--- Given records ---

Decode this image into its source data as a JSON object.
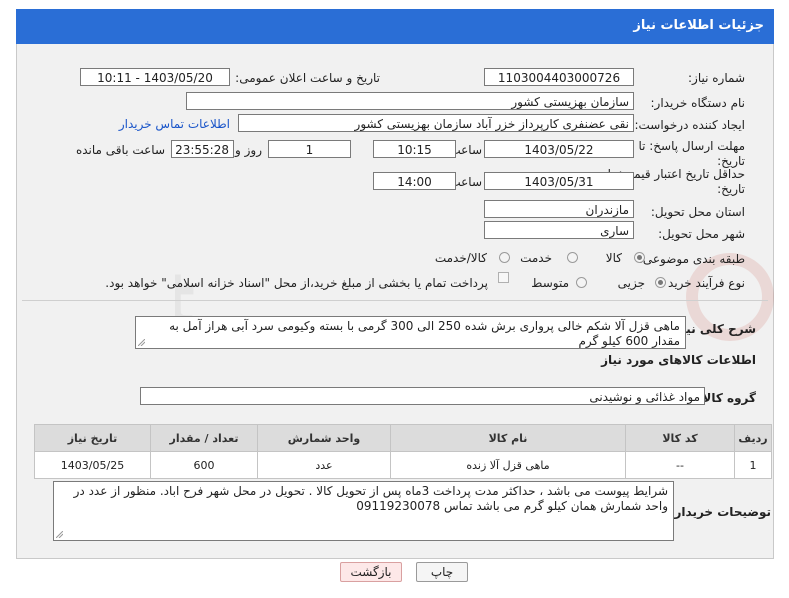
{
  "header": {
    "title": "جزئیات اطلاعات نیاز"
  },
  "fields": {
    "need_number_label": "شماره نیاز:",
    "need_number": "1103004403000726",
    "announce_label": "تاریخ و ساعت اعلان عمومی:",
    "announce_value": "1403/05/20 - 10:11",
    "buyer_org_label": "نام دستگاه خریدار:",
    "buyer_org": "سازمان بهزیستی کشور",
    "requester_label": "ایجاد کننده درخواست:",
    "requester": "نقی عضنفری کارپرداز خزر آباد سازمان بهزیستی کشور",
    "contact_link": "اطلاعات تماس خریدار",
    "deadline_label": "مهلت ارسال پاسخ: تا تاریخ:",
    "deadline_date": "1403/05/22",
    "time_label": "ساعت",
    "deadline_time": "10:15",
    "days_value": "1",
    "days_label": "روز و",
    "remaining_time": "23:55:28",
    "remaining_label": "ساعت باقی مانده",
    "validity_label": "حداقل تاریخ اعتبار قیمت: تا تاریخ:",
    "validity_date": "1403/05/31",
    "validity_time_label": "ساعت",
    "validity_time": "14:00",
    "province_label": "استان محل تحویل:",
    "province": "مازندران",
    "city_label": "شهر محل تحویل:",
    "city": "ساری",
    "category_label": "طبقه بندی موضوعی:",
    "category_options": [
      "کالا",
      "خدمت",
      "کالا/خدمت"
    ],
    "process_label": "نوع فرآیند خرید :",
    "process_options": [
      "جزیی",
      "متوسط"
    ],
    "treasury_note": "پرداخت تمام یا بخشی از مبلغ خرید،از محل \"اسناد خزانه اسلامی\" خواهد بود."
  },
  "description": {
    "label": "شرح کلی نیاز:",
    "text": "ماهی قزل آلا شکم خالی پرواری برش شده 250 الی 300 گرمی با بسته وکیومی سرد آبی هراز آمل به مقدار 600 کیلو گرم"
  },
  "goods_info": {
    "title": "اطلاعات کالاهای مورد نیاز",
    "group_label": "گروه کالا:",
    "group_value": "مواد غذائی و نوشیدنی"
  },
  "table": {
    "headers": [
      "ردیف",
      "کد کالا",
      "نام کالا",
      "واحد شمارش",
      "تعداد / مقدار",
      "تاریخ نیاز"
    ],
    "rows": [
      [
        "1",
        "--",
        "ماهی قزل آلا زنده",
        "عدد",
        "600",
        "1403/05/25"
      ]
    ]
  },
  "buyer_notes": {
    "label": "توضیحات خریدار:",
    "text": "شرایط پیوست می باشد ، حداکثر مدت پرداخت 3ماه پس از تحویل کالا . تحویل در محل شهر فرح اباد. منظور از عدد در واحد شمارش همان کیلو گرم می باشد تماس 09119230078"
  },
  "buttons": {
    "print": "چاپ",
    "back": "بازگشت"
  },
  "colors": {
    "header": "#2a6ed6",
    "link": "#1a55c9",
    "back_button": "#fde8e8"
  }
}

---

_Requirements:_
Copy each line in full and exactly, omitting any picture.

_Answer to this task:_
Decode this image into its source data as a JSON object.
{
  "header": {
    "title": "جزئیات اطلاعات نیاز"
  },
  "fields": {
    "need_number_label": "شماره نیاز:",
    "need_number": "1103004403000726",
    "announce_label": "تاریخ و ساعت اعلان عمومی:",
    "announce_value": "1403/05/20 - 10:11",
    "buyer_org_label": "نام دستگاه خریدار:",
    "buyer_org": "سازمان بهزیستی کشور",
    "requester_label": "ایجاد کننده درخواست:",
    "requester": "نقی عضنفری کارپرداز خزر آباد سازمان بهزیستی کشور",
    "contact_link": "اطلاعات تماس خریدار",
    "deadline_label": "مهلت ارسال پاسخ: تا تاریخ:",
    "deadline_date": "1403/05/22",
    "time_label": "ساعت",
    "deadline_time": "10:15",
    "days_value": "1",
    "days_label": "روز و",
    "remaining_time": "23:55:28",
    "remaining_label": "ساعت باقی مانده",
    "validity_label": "حداقل تاریخ اعتبار قیمت: تا تاریخ:",
    "validity_date": "1403/05/31",
    "validity_time_label": "ساعت",
    "validity_time": "14:00",
    "province_label": "استان محل تحویل:",
    "province": "مازندران",
    "city_label": "شهر محل تحویل:",
    "city": "ساری",
    "category_label": "طبقه بندی موضوعی:",
    "category_options": [
      "کالا",
      "خدمت",
      "کالا/خدمت"
    ],
    "process_label": "نوع فرآیند خرید :",
    "process_options": [
      "جزیی",
      "متوسط"
    ],
    "treasury_note": "پرداخت تمام یا بخشی از مبلغ خرید،از محل \"اسناد خزانه اسلامی\" خواهد بود."
  },
  "description": {
    "label": "شرح کلی نیاز:",
    "text": "ماهی قزل آلا شکم خالی پرواری برش شده 250 الی 300 گرمی با بسته وکیومی سرد آبی هراز آمل به مقدار 600 کیلو گرم"
  },
  "goods_info": {
    "title": "اطلاعات کالاهای مورد نیاز",
    "group_label": "گروه کالا:",
    "group_value": "مواد غذائی و نوشیدنی"
  },
  "table": {
    "headers": [
      "ردیف",
      "کد کالا",
      "نام کالا",
      "واحد شمارش",
      "تعداد / مقدار",
      "تاریخ نیاز"
    ],
    "rows": [
      [
        "1",
        "--",
        "ماهی قزل آلا زنده",
        "عدد",
        "600",
        "1403/05/25"
      ]
    ]
  },
  "buyer_notes": {
    "label": "توضیحات خریدار:",
    "text": "شرایط پیوست می باشد ، حداکثر مدت پرداخت 3ماه پس از تحویل کالا . تحویل در محل شهر فرح اباد. منظور از عدد در واحد شمارش همان کیلو گرم می باشد تماس 09119230078"
  },
  "buttons": {
    "print": "چاپ",
    "back": "بازگشت"
  },
  "colors": {
    "header": "#2a6ed6",
    "link": "#1a55c9",
    "back_button": "#fde8e8"
  }
}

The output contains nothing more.